#### What the task asks:
Pull each line holding "color" out of the entries below.

#### Records for the task:

■ ■ ■ ■ ■ ■ ■

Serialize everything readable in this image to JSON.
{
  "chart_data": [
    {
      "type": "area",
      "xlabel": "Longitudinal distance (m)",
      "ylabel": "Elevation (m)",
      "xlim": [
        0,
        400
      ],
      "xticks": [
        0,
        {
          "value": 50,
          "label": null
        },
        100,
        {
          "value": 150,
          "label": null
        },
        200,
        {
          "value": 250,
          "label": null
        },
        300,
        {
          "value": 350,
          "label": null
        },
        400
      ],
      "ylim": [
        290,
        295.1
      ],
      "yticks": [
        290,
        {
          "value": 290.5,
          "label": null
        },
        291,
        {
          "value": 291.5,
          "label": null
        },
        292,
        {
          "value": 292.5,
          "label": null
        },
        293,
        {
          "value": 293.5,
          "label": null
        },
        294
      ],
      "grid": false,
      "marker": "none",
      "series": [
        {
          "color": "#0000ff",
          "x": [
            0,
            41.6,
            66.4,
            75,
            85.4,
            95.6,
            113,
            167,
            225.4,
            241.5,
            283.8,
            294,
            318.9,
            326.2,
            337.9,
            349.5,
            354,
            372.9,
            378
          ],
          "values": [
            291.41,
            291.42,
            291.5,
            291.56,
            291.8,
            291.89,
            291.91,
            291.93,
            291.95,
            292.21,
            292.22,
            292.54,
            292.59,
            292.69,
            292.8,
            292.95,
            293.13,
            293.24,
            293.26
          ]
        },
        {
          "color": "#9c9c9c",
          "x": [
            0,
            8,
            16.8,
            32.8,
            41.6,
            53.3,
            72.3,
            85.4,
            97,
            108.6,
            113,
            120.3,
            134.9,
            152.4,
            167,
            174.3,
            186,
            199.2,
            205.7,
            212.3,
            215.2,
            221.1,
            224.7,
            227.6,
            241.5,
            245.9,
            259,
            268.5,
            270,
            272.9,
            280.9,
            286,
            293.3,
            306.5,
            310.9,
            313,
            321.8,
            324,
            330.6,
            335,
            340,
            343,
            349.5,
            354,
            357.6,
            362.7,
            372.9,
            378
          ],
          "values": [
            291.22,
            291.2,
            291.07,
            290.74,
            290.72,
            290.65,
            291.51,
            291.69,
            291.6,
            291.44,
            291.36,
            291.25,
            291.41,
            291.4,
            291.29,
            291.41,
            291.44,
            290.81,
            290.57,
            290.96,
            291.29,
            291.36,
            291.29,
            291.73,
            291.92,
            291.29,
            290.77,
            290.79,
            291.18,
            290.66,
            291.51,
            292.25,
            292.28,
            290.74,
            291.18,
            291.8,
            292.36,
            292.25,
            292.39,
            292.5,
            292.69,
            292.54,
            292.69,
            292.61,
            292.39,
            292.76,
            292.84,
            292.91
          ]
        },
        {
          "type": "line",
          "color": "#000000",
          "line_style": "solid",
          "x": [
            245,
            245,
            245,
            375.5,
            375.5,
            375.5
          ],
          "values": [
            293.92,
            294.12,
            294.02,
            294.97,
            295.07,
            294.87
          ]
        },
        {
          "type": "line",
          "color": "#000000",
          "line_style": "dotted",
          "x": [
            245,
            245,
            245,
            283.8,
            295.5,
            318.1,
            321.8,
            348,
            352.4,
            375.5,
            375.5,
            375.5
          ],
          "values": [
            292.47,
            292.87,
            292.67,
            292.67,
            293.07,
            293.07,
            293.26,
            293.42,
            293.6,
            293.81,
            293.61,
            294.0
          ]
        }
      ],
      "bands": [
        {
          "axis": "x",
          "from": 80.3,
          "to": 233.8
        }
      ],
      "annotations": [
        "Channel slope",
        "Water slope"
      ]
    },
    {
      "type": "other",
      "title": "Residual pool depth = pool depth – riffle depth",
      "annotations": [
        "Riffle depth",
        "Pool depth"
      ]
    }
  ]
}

■ ■ ■ ■ ■ ■ ■

#### Finished answer:
          "color": "#0000ff",
          "color": "#9c9c9c",
          "color": "#000000",
          "color": "#000000",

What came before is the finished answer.